• _SUPPLIED DATA_
━━━━━━━━━━━━━━━━━━━━━━━━━━━━━━
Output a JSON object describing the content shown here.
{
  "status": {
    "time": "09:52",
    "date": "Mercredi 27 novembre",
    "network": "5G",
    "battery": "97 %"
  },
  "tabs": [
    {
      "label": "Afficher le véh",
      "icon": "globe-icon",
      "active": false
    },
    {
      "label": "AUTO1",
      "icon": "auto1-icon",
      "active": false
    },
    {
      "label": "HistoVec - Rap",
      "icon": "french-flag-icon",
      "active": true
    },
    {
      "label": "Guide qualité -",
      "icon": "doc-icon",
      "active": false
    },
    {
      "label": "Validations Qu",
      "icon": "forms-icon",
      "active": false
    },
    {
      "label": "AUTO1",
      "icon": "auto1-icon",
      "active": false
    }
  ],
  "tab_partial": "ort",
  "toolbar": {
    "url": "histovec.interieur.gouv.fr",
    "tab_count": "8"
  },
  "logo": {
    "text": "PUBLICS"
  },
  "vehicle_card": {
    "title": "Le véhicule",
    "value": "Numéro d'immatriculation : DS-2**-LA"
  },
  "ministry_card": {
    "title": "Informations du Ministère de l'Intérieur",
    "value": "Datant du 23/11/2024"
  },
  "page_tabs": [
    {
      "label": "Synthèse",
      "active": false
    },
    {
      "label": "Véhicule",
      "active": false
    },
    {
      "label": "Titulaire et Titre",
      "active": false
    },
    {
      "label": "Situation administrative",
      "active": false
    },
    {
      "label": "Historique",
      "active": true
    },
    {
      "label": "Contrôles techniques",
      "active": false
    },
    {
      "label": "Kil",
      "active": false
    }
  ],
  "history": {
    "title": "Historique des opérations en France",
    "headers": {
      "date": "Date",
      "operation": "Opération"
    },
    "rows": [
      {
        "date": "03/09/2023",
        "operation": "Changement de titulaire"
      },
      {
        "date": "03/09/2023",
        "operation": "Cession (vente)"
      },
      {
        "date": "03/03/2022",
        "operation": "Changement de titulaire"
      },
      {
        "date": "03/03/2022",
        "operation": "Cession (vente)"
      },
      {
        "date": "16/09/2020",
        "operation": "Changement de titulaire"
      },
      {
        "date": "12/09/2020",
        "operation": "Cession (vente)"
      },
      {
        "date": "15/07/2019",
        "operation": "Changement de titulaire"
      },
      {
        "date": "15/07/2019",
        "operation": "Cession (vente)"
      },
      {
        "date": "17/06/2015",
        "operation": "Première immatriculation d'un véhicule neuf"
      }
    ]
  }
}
━━━━━━━━━━━━━━━━━━━━━━━━━━━━━━
• _REQUIREMENTS_
Return every entry exactly as given.

• _WRITTEN ANSWER_
Output a JSON object describing the content shown here.
{
  "status": {
    "time": "09:52",
    "date": "Mercredi 27 novembre",
    "network": "5G",
    "battery": "97 %"
  },
  "tabs": [
    {
      "label": "Afficher le véh",
      "icon": "globe-icon",
      "active": false
    },
    {
      "label": "AUTO1",
      "icon": "auto1-icon",
      "active": false
    },
    {
      "label": "HistoVec - Rap",
      "icon": "french-flag-icon",
      "active": true
    },
    {
      "label": "Guide qualité -",
      "icon": "doc-icon",
      "active": false
    },
    {
      "label": "Validations Qu",
      "icon": "forms-icon",
      "active": false
    },
    {
      "label": "AUTO1",
      "icon": "auto1-icon",
      "active": false
    }
  ],
  "tab_partial": "ort",
  "toolbar": {
    "url": "histovec.interieur.gouv.fr",
    "tab_count": "8"
  },
  "logo": {
    "text": "PUBLICS"
  },
  "vehicle_card": {
    "title": "Le véhicule",
    "value": "Numéro d'immatriculation : DS-2**-LA"
  },
  "ministry_card": {
    "title": "Informations du Ministère de l'Intérieur",
    "value": "Datant du 23/11/2024"
  },
  "page_tabs": [
    {
      "label": "Synthèse",
      "active": false
    },
    {
      "label": "Véhicule",
      "active": false
    },
    {
      "label": "Titulaire et Titre",
      "active": false
    },
    {
      "label": "Situation administrative",
      "active": false
    },
    {
      "label": "Historique",
      "active": true
    },
    {
      "label": "Contrôles techniques",
      "active": false
    },
    {
      "label": "Kil",
      "active": false
    }
  ],
  "history": {
    "title": "Historique des opérations en France",
    "headers": {
      "date": "Date",
      "operation": "Opération"
    },
    "rows": [
      {
        "date": "03/09/2023",
        "operation": "Changement de titulaire"
      },
      {
        "date": "03/09/2023",
        "operation": "Cession (vente)"
      },
      {
        "date": "03/03/2022",
        "operation": "Changement de titulaire"
      },
      {
        "date": "03/03/2022",
        "operation": "Cession (vente)"
      },
      {
        "date": "16/09/2020",
        "operation": "Changement de titulaire"
      },
      {
        "date": "12/09/2020",
        "operation": "Cession (vente)"
      },
      {
        "date": "15/07/2019",
        "operation": "Changement de titulaire"
      },
      {
        "date": "15/07/2019",
        "operation": "Cession (vente)"
      },
      {
        "date": "17/06/2015",
        "operation": "Première immatriculation d'un véhicule neuf"
      }
    ]
  }
}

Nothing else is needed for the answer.